Saved data entries:
=======

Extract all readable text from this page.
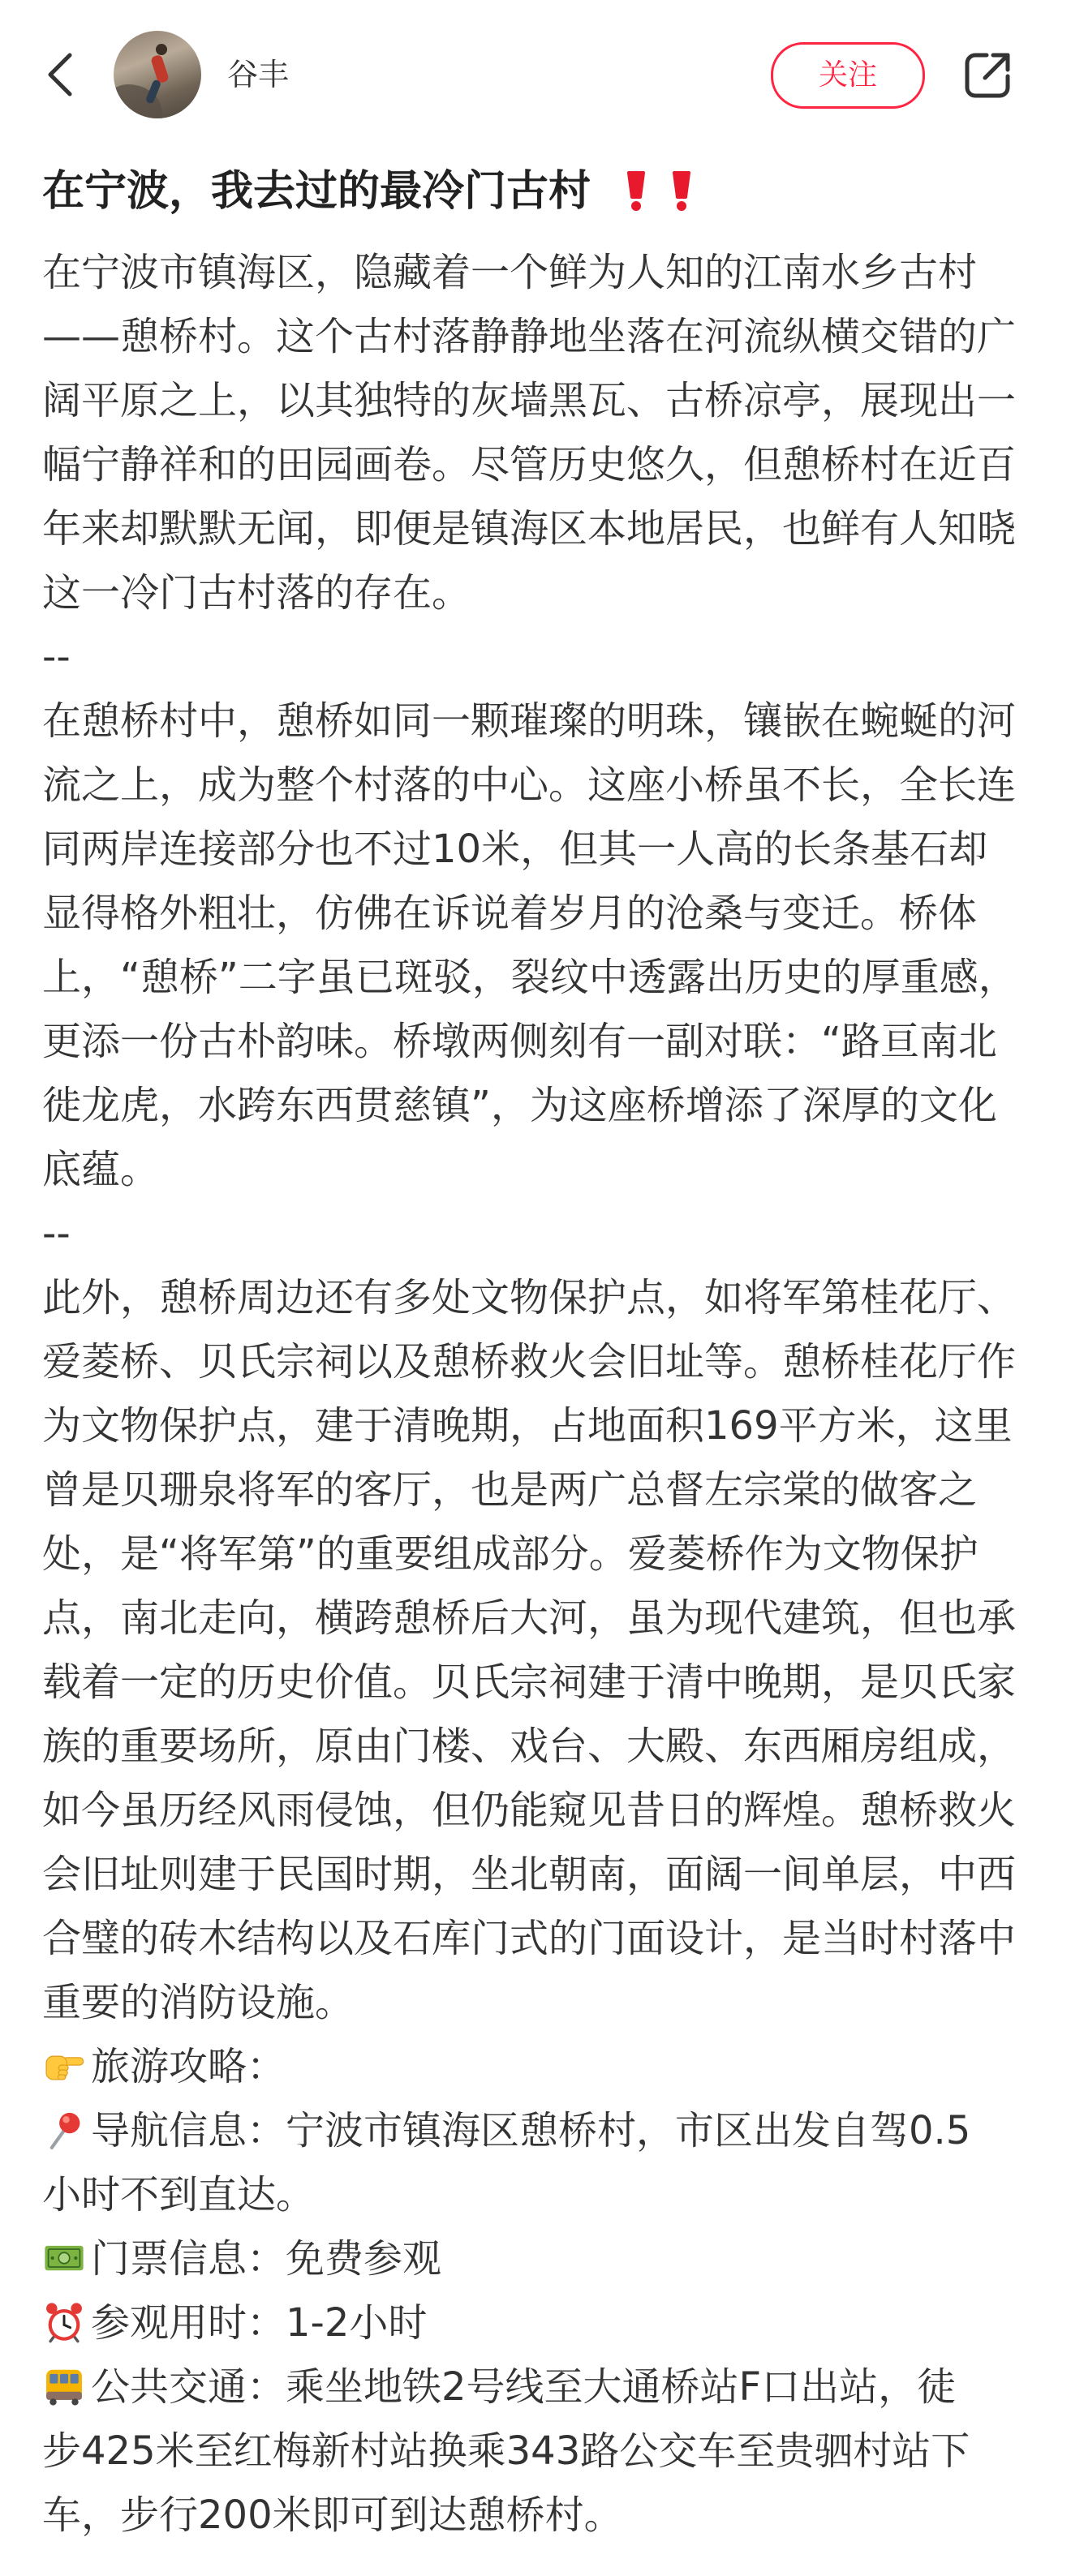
谷丰	关注
在宁波，我去过的最冷门古村
在宁波市镇海区，隐藏着一个鲜为人知的江南水乡古村
——憩桥村。这个古村落静静地坐落在河流纵横交错的广
阔平原之上，以其独特的灰墙黑瓦、古桥凉亭，展现出一
幅宁静祥和的田园画卷。尽管历史悠久，但憩桥村在近百
年来却默默无闻，即便是镇海区本地居民，也鲜有人知晓
这一冷门古村落的存在。
--
在憩桥村中，憩桥如同一颗璀璨的明珠，镶嵌在蜿蜒的河
流之上，成为整个村落的中心。这座小桥虽不长，全长连
同两岸连接部分也不过10米，但其一人高的长条基石却
显得格外粗壮，仿佛在诉说着岁月的沧桑与变迁。桥体
上，“憩桥”二字虽已斑驳，裂纹中透露出历史的厚重感，
更添一份古朴韵味。桥墩两侧刻有一副对联：“路亘南北
徙龙虎，水跨东西贯慈镇”，为这座桥增添了深厚的文化
底蕴。
--
此外，憩桥周边还有多处文物保护点，如将军第桂花厅、
爱菱桥、贝氏宗祠以及憩桥救火会旧址等。憩桥桂花厅作
为文物保护点，建于清晚期，占地面积169平方米，这里
曾是贝珊泉将军的客厅，也是两广总督左宗棠的做客之
处，是“将军第”的重要组成部分。爱菱桥作为文物保护
点，南北走向，横跨憩桥后大河，虽为现代建筑，但也承
载着一定的历史价值。贝氏宗祠建于清中晚期，是贝氏家
族的重要场所，原由门楼、戏台、大殿、东西厢房组成，
如今虽历经风雨侵蚀，但仍能窥见昔日的辉煌。憩桥救火
会旧址则建于民国时期，坐北朝南，面阔一间单层，中西
合璧的砖木结构以及石库门式的门面设计，是当时村落中
重要的消防设施。
旅游攻略：
导航信息：宁波市镇海区憩桥村，市区出发自驾0.5
小时不到直达。
门票信息：免费参观
参观用时：1-2小时
公共交通：乘坐地铁2号线至大通桥站F口出站，徒
步425米至红梅新村站换乘343路公交车至贵驷村站下
车，步行200米即可到达憩桥村。
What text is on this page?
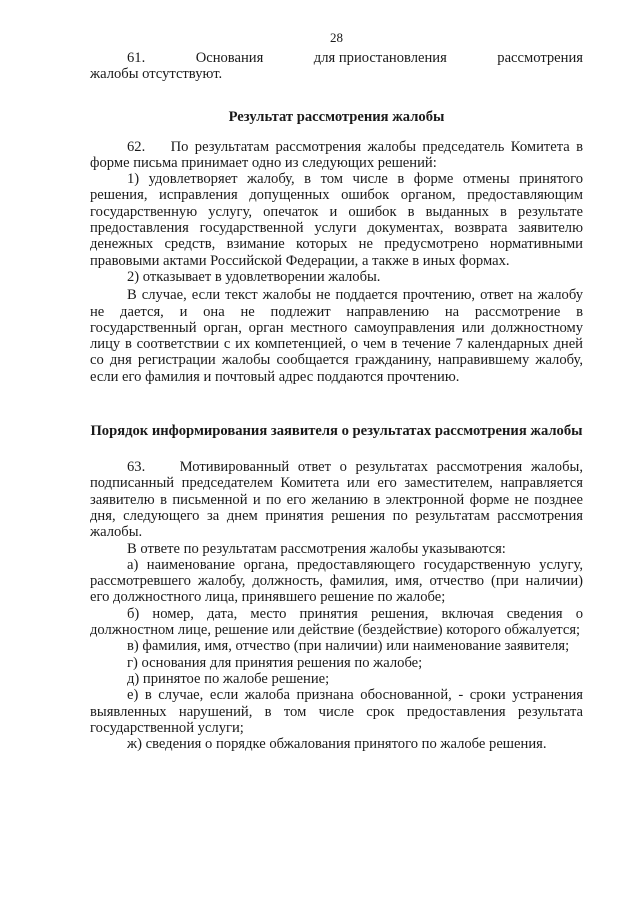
28

61.	Основания	для приостановления	рассмотрения

жалобы отсутствуют.

Результат рассмотрения жалобы

62.    По результатам рассмотрения жалобы председатель Комитета в форме письма принимает одно из следующих решений:

1) удовлетворяет жалобу, в том числе в форме отмены принятого решения, исправления допущенных ошибок органом, предоставляющим государственную услугу, опечаток и ошибок в выданных в результате предоставления государственной услуги документах, возврата заявителю денежных средств, взимание которых не предусмотрено нормативными правовыми актами Российской Федерации, а также в иных формах.

2) отказывает в удовлетворении жалобы.

В случае, если текст жалобы не поддается прочтению, ответ на жалобу не дается, и она не подлежит направлению на рассмотрение в государственный орган, орган местного самоуправления или должностному лицу в соответствии с их компетенцией, о чем в течение 7 календарных дней со дня регистрации жалобы сообщается гражданину, направившему жалобу, если его фамилия и почтовый адрес поддаются прочтению.

Порядок информирования заявителя о результатах рассмотрения жалобы

63.    Мотивированный ответ о результатах рассмотрения жалобы, подписанный председателем Комитета или его заместителем, направляется заявителю в письменной и по его желанию в электронной форме не позднее дня, следующего за днем принятия решения по результатам рассмотрения жалобы.

В ответе по результатам рассмотрения жалобы указываются:

а) наименование органа, предоставляющего государственную услугу, рассмотревшего жалобу, должность, фамилия, имя, отчество (при наличии) его должностного лица, принявшего решение по жалобе;

б) номер, дата, место принятия решения, включая сведения о должностном лице, решение или действие (бездействие) которого обжалуется;

в) фамилия, имя, отчество (при наличии) или наименование заявителя;

г) основания для принятия решения по жалобе;

д) принятое по жалобе решение;

е) в случае, если жалоба признана обоснованной, - сроки устранения выявленных нарушений, в том числе срок предоставления результата государственной услуги;

ж) сведения о порядке обжалования принятого по жалобе решения.
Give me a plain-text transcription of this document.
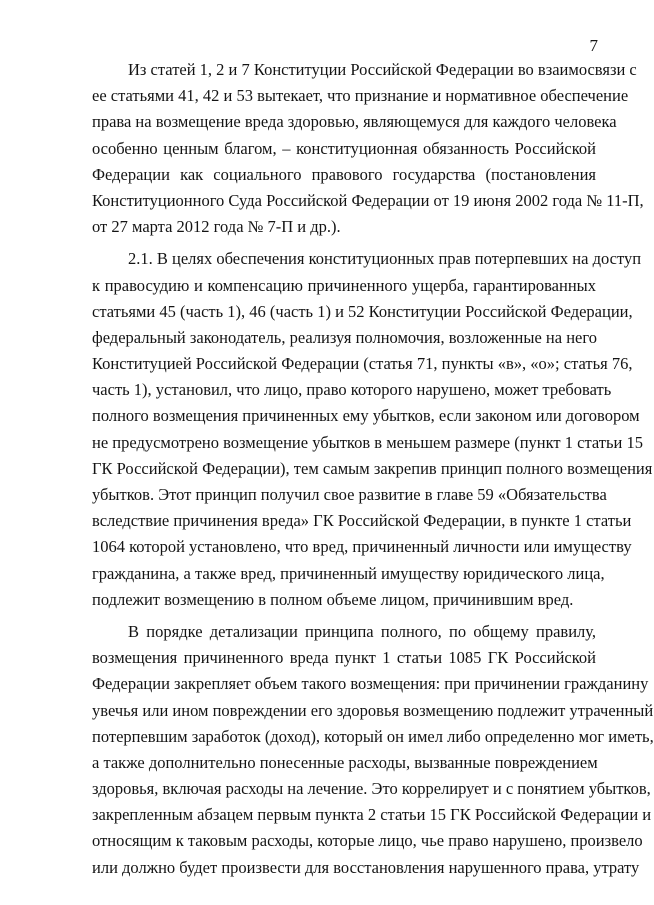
7
Из статей 1, 2 и 7 Конституции Российской Федерации во взаимосвязи с
ее статьями 41, 42 и 53 вытекает, что признание и нормативное обеспечение
права на возмещение вреда здоровью, являющемуся для каждого человека
особенно ценным благом, – конституционная обязанность Российской
Федерации как социального правового государства (постановления
Конституционного Суда Российской Федерации от 19 июня 2002 года № 11-П,
от 27 марта 2012 года № 7-П и др.).
2.1. В целях обеспечения конституционных прав потерпевших на доступ
к правосудию и компенсацию причиненного ущерба, гарантированных
статьями 45 (часть 1), 46 (часть 1) и 52 Конституции Российской Федерации,
федеральный законодатель, реализуя полномочия, возложенные на него
Конституцией Российской Федерации (статья 71, пункты «в», «о»; статья 76,
часть 1), установил, что лицо, право которого нарушено, может требовать
полного возмещения причиненных ему убытков, если законом или договором
не предусмотрено возмещение убытков в меньшем размере (пункт 1 статьи 15
ГК Российской Федерации), тем самым закрепив принцип полного возмещения
убытков. Этот принцип получил свое развитие в главе 59 «Обязательства
вследствие причинения вреда» ГК Российской Федерации, в пункте 1 статьи
1064 которой установлено, что вред, причиненный личности или имуществу
гражданина, а также вред, причиненный имуществу юридического лица,
подлежит возмещению в полном объеме лицом, причинившим вред.
В порядке детализации принципа полного, по общему правилу,
возмещения причиненного вреда пункт 1 статьи 1085 ГК Российской
Федерации закрепляет объем такого возмещения: при причинении гражданину
увечья или ином повреждении его здоровья возмещению подлежит утраченный
потерпевшим заработок (доход), который он имел либо определенно мог иметь,
а также дополнительно понесенные расходы, вызванные повреждением
здоровья, включая расходы на лечение. Это коррелирует и с понятием убытков,
закрепленным абзацем первым пункта 2 статьи 15 ГК Российской Федерации и
относящим к таковым расходы, которые лицо, чье право нарушено, произвело
или должно будет произвести для восстановления нарушенного права, утрату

=======

Work required: Track down every line with the word "также" and copy it.

Response to the task:
1) удовлетворяет жалобу, в том числе в форме отмены принятого решения, исправления допущенных ошибок органом, предоставляющим государственную услугу, опечаток и ошибок в выданных в результате предоставления государственной услуги документах, возврата заявителю денежных средств, взимание которых не предусмотрено нормативными правовыми актами Российской Федерации, а также в иных формах.
гражданина, а также вред, причиненный имуществу юридического лица,
а также дополнительно понесенные расходы, вызванные повреждением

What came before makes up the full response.